**WORK INSTRUCTIONS**
1. Summarize the Debian on Macbook Air post in two sentences.
2. List every section heading that appears below "The small details" in the Debian on Macbook Air post.
3. Please continue the Debian on Macbook Air post, starting right after its last sentence.

**PASSAGE SHOWN**

Debian on Macbook Air
The small details
After being a Debian user for years, I switched to Ubuntu when I bought my Macbook air. I was worried that the exotic hardware wouldn't work well out of the box with Debian and I didn't have time to debug. Turns out I did spend a lot time tweaking things and they were never perfect. Now that time is more abundant, I'm back to Debian unstable. Things were great out of the box. For the rest, I'm documenting here how I got things to work. Work in progress.
Getting smooth scrolling in chrome
Navigate to chrome://flags and activate Smooth scrolling. Although this improves things a lot, it's still not quite a smooth as
Note: Firefox looks great in the latest Debian unstable. And its scrolling is smooth out of the box.
Using the Oracle java VM
Use make-jpkg to make a .deb from the official Oracle tarball of the JRE.
"Apple" type trackpad scrolling
The trackpad worked great out of the box. It has the correct sensitivity settings, support for middle-button using a three-finger click, support for right-click using a two-finger click. The only detail I like which is missing is the "reverse" scrolling which I got used to with MacOS.
To get the Apple-style scrolling, a line must be added in the InputClass section of the /usr/share/X11/xorg.conf.d/50-synaptics.conf file. In order to avoid the change be overwritten, the edited file should go in /etc/X11/xorg.conf.d. The line to add is marked below.

**INFORMATION GIVEN**
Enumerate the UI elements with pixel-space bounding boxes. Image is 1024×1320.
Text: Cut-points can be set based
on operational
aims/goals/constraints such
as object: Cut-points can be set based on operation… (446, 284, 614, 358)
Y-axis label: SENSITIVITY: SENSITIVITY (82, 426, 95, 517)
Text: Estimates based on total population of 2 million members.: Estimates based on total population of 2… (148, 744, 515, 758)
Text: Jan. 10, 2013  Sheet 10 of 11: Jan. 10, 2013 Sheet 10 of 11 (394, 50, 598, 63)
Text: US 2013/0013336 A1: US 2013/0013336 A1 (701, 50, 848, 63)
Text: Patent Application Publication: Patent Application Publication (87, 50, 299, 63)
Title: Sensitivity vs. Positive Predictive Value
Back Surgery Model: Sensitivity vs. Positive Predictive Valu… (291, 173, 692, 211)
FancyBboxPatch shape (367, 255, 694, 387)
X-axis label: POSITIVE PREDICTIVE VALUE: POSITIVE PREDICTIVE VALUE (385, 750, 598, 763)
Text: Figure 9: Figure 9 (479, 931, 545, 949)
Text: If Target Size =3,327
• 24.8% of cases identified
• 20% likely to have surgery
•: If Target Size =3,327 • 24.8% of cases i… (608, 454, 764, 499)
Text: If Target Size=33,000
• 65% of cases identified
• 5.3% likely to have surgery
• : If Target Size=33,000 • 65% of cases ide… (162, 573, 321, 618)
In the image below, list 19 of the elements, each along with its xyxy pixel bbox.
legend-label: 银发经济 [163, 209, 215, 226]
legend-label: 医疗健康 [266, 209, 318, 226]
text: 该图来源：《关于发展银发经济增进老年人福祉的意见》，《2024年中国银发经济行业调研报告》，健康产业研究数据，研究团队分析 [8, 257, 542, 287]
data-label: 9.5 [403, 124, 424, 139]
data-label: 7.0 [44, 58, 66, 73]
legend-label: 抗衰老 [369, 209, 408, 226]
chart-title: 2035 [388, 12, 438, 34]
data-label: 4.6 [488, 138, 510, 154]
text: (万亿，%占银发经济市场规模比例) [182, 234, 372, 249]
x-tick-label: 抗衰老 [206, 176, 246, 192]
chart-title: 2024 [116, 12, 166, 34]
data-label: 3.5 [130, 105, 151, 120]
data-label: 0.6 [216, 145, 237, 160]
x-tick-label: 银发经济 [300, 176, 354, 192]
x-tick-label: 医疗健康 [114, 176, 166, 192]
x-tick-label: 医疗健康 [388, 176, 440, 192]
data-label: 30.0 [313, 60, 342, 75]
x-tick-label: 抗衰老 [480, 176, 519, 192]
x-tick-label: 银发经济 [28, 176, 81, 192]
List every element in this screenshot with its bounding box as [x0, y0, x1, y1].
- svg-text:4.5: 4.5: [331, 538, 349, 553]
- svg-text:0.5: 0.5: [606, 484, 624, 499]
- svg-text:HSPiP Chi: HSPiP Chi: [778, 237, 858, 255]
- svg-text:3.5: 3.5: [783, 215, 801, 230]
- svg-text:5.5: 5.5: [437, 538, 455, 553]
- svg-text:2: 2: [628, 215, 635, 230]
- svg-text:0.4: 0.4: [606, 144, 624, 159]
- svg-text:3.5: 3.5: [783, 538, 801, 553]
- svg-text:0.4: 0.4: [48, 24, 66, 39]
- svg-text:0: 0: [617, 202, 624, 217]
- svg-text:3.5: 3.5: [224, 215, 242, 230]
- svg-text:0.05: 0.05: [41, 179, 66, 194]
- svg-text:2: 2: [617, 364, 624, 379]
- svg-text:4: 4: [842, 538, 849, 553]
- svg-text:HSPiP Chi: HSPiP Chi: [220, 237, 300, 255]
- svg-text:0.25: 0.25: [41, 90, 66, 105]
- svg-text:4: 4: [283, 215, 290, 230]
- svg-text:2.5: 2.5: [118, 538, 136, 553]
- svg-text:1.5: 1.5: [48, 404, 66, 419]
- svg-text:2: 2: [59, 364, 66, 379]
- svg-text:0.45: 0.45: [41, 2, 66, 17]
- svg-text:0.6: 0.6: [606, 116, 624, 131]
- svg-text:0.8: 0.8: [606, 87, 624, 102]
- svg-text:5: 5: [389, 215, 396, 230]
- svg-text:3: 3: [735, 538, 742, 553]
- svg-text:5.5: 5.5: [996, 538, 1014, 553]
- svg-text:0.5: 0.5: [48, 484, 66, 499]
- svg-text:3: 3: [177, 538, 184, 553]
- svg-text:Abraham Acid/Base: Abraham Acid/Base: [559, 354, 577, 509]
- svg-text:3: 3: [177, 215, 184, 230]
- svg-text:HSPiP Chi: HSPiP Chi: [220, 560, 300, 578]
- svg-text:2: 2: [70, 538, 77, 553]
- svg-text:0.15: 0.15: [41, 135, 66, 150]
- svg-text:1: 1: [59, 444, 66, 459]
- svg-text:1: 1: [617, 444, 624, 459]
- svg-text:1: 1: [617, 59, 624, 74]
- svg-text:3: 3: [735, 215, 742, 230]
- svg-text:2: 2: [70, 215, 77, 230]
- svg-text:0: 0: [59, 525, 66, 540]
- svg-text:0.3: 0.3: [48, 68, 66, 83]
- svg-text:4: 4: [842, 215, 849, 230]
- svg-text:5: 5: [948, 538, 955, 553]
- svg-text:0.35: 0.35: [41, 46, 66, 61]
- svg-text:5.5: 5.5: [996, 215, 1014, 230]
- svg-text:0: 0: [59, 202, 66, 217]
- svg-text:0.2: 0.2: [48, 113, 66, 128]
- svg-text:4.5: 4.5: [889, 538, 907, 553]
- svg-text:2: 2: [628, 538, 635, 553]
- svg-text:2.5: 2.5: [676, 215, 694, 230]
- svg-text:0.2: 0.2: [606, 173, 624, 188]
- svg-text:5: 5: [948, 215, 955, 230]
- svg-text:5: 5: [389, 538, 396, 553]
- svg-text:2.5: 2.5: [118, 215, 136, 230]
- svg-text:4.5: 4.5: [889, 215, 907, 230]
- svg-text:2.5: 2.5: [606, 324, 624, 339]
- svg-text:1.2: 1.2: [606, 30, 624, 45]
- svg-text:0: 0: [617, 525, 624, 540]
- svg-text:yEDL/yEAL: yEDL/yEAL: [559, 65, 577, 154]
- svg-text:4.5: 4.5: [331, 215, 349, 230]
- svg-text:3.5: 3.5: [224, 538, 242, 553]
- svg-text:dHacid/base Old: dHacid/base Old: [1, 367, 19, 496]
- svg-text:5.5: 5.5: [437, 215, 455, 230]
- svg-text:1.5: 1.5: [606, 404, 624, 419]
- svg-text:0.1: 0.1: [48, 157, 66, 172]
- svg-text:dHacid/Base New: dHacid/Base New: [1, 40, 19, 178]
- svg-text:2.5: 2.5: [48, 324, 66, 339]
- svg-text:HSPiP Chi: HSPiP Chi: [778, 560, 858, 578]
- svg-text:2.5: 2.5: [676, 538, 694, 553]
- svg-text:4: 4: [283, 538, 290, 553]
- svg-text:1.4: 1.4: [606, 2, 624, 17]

**WRITTEN ANSWERS**
1. After years as a Debian user and a switch to Ubuntu when buying a Macbook Air, the author is back on Debian unstable, which worked great out of the box, and documents how the remaining details were made to work. These include activating smooth scrolling in Chrome through chrome://flags, using make-jpkg to build a .deb from Oracle's JRE tarball, and adding a line to the synaptics configuration to get Apple-style reverse trackpad scrolling.

2.
Getting smooth scrolling in chrome
Using the Oracle java VM
"Apple" type trackpad scrolling

3.
Section "InputClass"
Identifier "touchpad catchall"
Driver "synaptics"
MatchIsTouchpad "on"
# This option is recommend on all Linux systems using evdev, but cannot be
# enabled by default. See the following link for details:
# http://who-t.blogspot.com/2010/11/how-to-ignore-configuration-errors.html
# MatchDevicePath "/dev/input/event*"
Option "VertScrollDelta" "-237" ## Add this line
EndSection
Other reports online seemed to have success setting a button mapping option in the evdev configuration, but that didn't work for me. The X log file was useful in figuring out which driver was being used for the touchpad.
Special keyboard buttons
I use the special laptop keys to change the screen brightness, etc. Window managers sort of try to address this but don't do very well in general. In addition, in my view, this is a problem that should have a more general solution than the window manager since I may very well have multiple X servers running or I might be in a native console. There's no reason for my buttons not to work then.
The way I'm solving this now is with a very simple daemon that I've made that monitors for keys being pressed and runs commands as a result.
Automatic LCD brightness management.
Work in progress. Looks like a command such as:
brightd -w 30 -v -f -f -x -c acpi_video0
might help a lot.
Raising the CPU frequency
Not sure why, but one day I noticed that the cpus were running too slowly. I'm pretty sure they were running faster at some point. The problem was that they were using the speed governor "powersave" instead of "performance". I fixed this by installing cpufrequtils
and running the following command.
for c in 0 1 2 3; do cpufreq-set --governor performance --cpu $c; done
The Debian Wiki explains how to make the change permanent.
Broken microphone
The builtin microphone on the machine appears to be setup such that its single channel is in fact channel 2 in alsa (the right side channel). This means that mono recording records nothing but silence.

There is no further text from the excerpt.